**** SUPPLIED RECORDS

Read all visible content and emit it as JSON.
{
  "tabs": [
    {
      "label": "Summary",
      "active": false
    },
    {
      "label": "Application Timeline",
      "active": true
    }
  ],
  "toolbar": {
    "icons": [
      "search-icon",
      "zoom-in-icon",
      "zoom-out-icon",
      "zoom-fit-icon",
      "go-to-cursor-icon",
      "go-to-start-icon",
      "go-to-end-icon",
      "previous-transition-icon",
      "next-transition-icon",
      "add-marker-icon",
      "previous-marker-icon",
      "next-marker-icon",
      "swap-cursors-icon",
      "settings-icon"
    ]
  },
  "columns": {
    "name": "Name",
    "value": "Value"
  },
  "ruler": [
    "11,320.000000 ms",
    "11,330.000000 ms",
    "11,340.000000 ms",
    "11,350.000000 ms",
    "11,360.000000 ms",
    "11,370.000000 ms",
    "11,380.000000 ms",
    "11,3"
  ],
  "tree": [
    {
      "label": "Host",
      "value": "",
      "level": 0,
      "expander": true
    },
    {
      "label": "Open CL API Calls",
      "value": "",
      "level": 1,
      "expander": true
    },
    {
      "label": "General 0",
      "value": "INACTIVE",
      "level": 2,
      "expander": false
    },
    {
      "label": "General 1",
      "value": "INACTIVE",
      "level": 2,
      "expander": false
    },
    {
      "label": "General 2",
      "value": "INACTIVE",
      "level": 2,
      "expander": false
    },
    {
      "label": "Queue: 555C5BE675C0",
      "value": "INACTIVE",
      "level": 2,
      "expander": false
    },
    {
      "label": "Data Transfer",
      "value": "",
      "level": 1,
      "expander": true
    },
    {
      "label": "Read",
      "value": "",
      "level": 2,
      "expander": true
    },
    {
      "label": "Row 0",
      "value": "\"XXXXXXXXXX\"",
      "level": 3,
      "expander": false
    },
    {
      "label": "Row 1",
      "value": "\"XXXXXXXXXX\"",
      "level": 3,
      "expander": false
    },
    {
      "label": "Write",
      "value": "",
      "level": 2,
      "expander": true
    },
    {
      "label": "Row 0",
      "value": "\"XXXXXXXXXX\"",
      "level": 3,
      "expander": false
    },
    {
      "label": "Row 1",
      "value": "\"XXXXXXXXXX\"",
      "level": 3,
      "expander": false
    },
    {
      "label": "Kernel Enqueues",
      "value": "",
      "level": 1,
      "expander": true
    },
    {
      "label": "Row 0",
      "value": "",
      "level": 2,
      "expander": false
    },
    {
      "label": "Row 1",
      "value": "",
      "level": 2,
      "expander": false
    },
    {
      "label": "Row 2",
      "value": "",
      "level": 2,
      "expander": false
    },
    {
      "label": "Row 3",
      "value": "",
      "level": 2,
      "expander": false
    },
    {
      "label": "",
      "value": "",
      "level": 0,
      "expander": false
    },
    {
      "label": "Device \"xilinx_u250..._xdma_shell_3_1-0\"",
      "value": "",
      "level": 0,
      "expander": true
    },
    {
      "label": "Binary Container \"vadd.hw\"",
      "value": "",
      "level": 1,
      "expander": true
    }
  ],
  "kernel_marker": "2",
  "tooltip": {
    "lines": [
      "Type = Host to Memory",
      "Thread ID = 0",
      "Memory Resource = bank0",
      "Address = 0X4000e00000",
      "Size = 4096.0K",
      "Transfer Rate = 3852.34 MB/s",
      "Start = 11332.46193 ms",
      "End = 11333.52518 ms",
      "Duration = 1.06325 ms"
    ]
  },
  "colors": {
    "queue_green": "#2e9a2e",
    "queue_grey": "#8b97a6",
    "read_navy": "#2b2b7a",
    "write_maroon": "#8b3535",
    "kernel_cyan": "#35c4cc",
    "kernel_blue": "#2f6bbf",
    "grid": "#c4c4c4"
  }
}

********

▶ _SHORT PROBLEM_: Copy all lines from the material that include "previous".

▶ _TASK SOLUTION_:
      "previous-transition-icon",
      "previous-marker-icon",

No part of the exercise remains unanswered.